Start of Records
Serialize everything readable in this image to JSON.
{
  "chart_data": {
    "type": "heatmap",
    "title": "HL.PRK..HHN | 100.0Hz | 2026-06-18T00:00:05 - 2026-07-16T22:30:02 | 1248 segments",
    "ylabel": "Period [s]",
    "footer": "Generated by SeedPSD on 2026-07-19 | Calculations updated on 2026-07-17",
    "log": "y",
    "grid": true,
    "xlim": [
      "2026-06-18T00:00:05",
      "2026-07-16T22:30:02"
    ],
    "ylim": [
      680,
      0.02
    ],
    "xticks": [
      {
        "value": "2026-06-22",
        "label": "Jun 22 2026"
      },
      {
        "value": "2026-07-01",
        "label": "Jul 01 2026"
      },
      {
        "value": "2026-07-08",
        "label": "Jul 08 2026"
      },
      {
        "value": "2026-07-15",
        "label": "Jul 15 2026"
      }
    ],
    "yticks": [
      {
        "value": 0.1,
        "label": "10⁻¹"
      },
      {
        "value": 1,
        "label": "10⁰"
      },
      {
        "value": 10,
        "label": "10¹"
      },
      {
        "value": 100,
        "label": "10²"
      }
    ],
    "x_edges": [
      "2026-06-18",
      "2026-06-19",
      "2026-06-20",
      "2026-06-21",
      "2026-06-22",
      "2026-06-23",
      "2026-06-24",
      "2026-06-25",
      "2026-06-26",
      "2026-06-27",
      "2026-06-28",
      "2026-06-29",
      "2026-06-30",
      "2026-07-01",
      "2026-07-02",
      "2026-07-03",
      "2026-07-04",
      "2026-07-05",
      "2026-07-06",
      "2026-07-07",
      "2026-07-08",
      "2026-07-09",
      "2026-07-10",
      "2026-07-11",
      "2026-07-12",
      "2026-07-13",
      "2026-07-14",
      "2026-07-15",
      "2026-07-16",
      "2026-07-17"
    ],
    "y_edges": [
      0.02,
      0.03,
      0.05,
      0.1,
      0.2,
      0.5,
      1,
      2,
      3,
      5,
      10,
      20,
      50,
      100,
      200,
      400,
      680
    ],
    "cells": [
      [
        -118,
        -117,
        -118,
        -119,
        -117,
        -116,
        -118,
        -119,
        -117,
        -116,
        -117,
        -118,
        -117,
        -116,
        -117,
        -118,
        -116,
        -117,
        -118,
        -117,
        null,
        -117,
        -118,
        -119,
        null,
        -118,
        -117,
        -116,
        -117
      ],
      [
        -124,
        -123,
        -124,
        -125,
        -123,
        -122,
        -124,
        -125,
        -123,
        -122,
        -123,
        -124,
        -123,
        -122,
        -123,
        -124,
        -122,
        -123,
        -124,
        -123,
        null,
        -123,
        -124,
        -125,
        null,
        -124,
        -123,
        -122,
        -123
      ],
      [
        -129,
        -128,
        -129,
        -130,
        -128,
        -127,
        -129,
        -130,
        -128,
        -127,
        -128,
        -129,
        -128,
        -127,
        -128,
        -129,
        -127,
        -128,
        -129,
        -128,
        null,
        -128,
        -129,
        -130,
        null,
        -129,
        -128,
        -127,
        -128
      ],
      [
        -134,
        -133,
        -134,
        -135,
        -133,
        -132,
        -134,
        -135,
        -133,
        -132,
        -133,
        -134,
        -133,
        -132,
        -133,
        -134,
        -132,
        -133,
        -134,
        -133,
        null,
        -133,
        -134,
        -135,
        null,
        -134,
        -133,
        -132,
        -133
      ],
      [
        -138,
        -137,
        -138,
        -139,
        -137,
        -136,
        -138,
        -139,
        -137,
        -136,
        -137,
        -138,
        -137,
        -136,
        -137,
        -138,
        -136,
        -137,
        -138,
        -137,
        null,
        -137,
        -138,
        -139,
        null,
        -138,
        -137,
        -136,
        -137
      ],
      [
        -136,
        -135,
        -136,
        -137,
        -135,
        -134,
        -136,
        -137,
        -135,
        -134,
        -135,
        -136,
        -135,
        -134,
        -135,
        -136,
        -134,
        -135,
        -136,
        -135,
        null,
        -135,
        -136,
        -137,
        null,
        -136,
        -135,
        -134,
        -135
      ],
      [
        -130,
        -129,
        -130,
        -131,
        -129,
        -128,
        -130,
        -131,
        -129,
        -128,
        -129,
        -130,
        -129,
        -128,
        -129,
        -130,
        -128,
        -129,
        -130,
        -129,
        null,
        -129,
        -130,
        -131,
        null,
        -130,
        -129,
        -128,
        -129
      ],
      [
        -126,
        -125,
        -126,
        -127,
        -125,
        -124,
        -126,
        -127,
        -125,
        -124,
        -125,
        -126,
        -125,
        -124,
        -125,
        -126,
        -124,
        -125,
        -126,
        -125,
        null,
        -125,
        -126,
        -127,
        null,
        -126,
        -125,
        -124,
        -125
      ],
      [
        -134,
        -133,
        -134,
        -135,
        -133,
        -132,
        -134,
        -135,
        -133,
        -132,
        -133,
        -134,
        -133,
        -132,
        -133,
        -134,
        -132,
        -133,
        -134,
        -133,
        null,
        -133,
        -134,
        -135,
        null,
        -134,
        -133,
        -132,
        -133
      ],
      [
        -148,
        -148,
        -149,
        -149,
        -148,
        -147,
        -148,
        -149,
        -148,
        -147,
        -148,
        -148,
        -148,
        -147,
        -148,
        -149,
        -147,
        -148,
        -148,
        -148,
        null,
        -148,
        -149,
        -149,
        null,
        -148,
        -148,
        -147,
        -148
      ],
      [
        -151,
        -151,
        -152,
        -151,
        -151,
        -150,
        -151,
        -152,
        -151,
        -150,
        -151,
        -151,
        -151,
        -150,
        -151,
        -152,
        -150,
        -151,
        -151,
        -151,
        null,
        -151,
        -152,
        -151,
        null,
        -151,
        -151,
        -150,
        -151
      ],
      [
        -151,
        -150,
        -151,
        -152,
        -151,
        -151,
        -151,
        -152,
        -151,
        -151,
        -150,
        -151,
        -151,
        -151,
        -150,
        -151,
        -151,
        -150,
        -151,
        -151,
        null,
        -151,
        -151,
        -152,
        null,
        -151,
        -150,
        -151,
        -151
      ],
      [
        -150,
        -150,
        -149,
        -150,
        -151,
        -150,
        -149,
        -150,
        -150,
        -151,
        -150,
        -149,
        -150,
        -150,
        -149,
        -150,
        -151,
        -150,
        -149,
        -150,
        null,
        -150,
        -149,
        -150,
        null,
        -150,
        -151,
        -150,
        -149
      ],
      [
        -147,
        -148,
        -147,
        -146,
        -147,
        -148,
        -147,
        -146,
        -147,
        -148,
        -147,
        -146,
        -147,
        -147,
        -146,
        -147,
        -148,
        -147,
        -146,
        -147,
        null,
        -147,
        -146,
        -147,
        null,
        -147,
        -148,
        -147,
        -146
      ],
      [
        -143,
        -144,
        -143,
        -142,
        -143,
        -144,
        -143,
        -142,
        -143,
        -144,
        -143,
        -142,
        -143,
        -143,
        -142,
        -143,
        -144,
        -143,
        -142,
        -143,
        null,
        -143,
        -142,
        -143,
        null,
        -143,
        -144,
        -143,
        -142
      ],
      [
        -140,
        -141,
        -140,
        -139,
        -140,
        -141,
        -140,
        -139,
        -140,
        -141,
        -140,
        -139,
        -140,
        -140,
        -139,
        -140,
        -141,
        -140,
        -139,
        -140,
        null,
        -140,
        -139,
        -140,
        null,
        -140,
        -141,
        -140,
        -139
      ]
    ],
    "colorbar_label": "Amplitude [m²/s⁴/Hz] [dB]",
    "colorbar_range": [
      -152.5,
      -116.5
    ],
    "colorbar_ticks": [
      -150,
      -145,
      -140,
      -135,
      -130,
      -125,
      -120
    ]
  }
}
End of Records
■ **Exercise aim**:
Work through the listing above and report how many lines include the string "value", with no other text.

■ **Result below**:
8